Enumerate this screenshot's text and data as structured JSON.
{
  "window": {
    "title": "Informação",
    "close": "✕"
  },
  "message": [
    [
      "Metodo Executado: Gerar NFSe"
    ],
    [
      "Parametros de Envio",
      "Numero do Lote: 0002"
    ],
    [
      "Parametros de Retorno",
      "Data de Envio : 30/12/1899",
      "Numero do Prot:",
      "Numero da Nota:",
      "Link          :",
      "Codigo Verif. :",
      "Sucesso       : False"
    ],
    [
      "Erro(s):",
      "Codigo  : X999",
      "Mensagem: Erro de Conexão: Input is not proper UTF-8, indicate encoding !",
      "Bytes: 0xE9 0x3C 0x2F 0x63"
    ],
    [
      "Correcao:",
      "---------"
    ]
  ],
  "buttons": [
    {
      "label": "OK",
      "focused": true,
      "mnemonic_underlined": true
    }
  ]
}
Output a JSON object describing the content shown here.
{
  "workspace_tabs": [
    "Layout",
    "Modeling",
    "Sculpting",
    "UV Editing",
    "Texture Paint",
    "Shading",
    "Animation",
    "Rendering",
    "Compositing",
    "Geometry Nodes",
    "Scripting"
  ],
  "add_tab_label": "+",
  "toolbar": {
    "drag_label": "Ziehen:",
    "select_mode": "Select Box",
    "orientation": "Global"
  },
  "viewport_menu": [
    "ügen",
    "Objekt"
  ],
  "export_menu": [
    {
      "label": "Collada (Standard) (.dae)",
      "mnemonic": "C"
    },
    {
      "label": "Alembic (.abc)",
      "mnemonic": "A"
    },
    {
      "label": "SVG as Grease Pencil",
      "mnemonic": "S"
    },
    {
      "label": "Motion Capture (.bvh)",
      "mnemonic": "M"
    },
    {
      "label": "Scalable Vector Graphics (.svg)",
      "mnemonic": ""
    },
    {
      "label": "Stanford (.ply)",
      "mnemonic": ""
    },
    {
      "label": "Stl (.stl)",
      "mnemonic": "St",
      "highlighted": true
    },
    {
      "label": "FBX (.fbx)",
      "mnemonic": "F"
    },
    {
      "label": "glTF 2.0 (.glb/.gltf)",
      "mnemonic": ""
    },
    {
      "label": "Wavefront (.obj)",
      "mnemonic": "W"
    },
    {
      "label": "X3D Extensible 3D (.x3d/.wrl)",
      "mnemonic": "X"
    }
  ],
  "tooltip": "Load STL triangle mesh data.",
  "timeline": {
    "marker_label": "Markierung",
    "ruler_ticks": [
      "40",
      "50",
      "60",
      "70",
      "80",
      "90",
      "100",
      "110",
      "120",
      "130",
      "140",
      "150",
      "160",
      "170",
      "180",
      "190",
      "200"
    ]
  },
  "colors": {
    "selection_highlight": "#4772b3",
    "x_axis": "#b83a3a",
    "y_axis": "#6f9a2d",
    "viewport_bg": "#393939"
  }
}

===

• _The problem_: Write out the whole listing exactly.

• _Output below_:
Enumerate this screenshot's text and data as structured JSON.
{
  "window": {
    "title": "Informação",
    "close": "✕"
  },
  "message": [
    [
      "Metodo Executado: Gerar NFSe"
    ],
    [
      "Parametros de Envio",
      "Numero do Lote: 0002"
    ],
    [
      "Parametros de Retorno",
      "Data de Envio : 30/12/1899",
      "Numero do Prot:",
      "Numero da Nota:",
      "Link          :",
      "Codigo Verif. :",
      "Sucesso       : False"
    ],
    [
      "Erro(s):",
      "Codigo  : X999",
      "Mensagem: Erro de Conexão: Input is not proper UTF-8, indicate encoding !",
      "Bytes: 0xE9 0x3C 0x2F 0x63"
    ],
    [
      "Correcao:",
      "---------"
    ]
  ],
  "buttons": [
    {
      "label": "OK",
      "focused": true,
      "mnemonic_underlined": true
    }
  ]
}
Output a JSON object describing the content shown here.
{
  "workspace_tabs": [
    "Layout",
    "Modeling",
    "Sculpting",
    "UV Editing",
    "Texture Paint",
    "Shading",
    "Animation",
    "Rendering",
    "Compositing",
    "Geometry Nodes",
    "Scripting"
  ],
  "add_tab_label": "+",
  "toolbar": {
    "drag_label": "Ziehen:",
    "select_mode": "Select Box",
    "orientation": "Global"
  },
  "viewport_menu": [
    "ügen",
    "Objekt"
  ],
  "export_menu": [
    {
      "label": "Collada (Standard) (.dae)",
      "mnemonic": "C"
    },
    {
      "label": "Alembic (.abc)",
      "mnemonic": "A"
    },
    {
      "label": "SVG as Grease Pencil",
      "mnemonic": "S"
    },
    {
      "label": "Motion Capture (.bvh)",
      "mnemonic": "M"
    },
    {
      "label": "Scalable Vector Graphics (.svg)",
      "mnemonic": ""
    },
    {
      "label": "Stanford (.ply)",
      "mnemonic": ""
    },
    {
      "label": "Stl (.stl)",
      "mnemonic": "St",
      "highlighted": true
    },
    {
      "label": "FBX (.fbx)",
      "mnemonic": "F"
    },
    {
      "label": "glTF 2.0 (.glb/.gltf)",
      "mnemonic": ""
    },
    {
      "label": "Wavefront (.obj)",
      "mnemonic": "W"
    },
    {
      "label": "X3D Extensible 3D (.x3d/.wrl)",
      "mnemonic": "X"
    }
  ],
  "tooltip": "Load STL triangle mesh data.",
  "timeline": {
    "marker_label": "Markierung",
    "ruler_ticks": [
      "40",
      "50",
      "60",
      "70",
      "80",
      "90",
      "100",
      "110",
      "120",
      "130",
      "140",
      "150",
      "160",
      "170",
      "180",
      "190",
      "200"
    ]
  },
  "colors": {
    "selection_highlight": "#4772b3",
    "x_axis": "#b83a3a",
    "y_axis": "#6f9a2d",
    "viewport_bg": "#393939"
  }
}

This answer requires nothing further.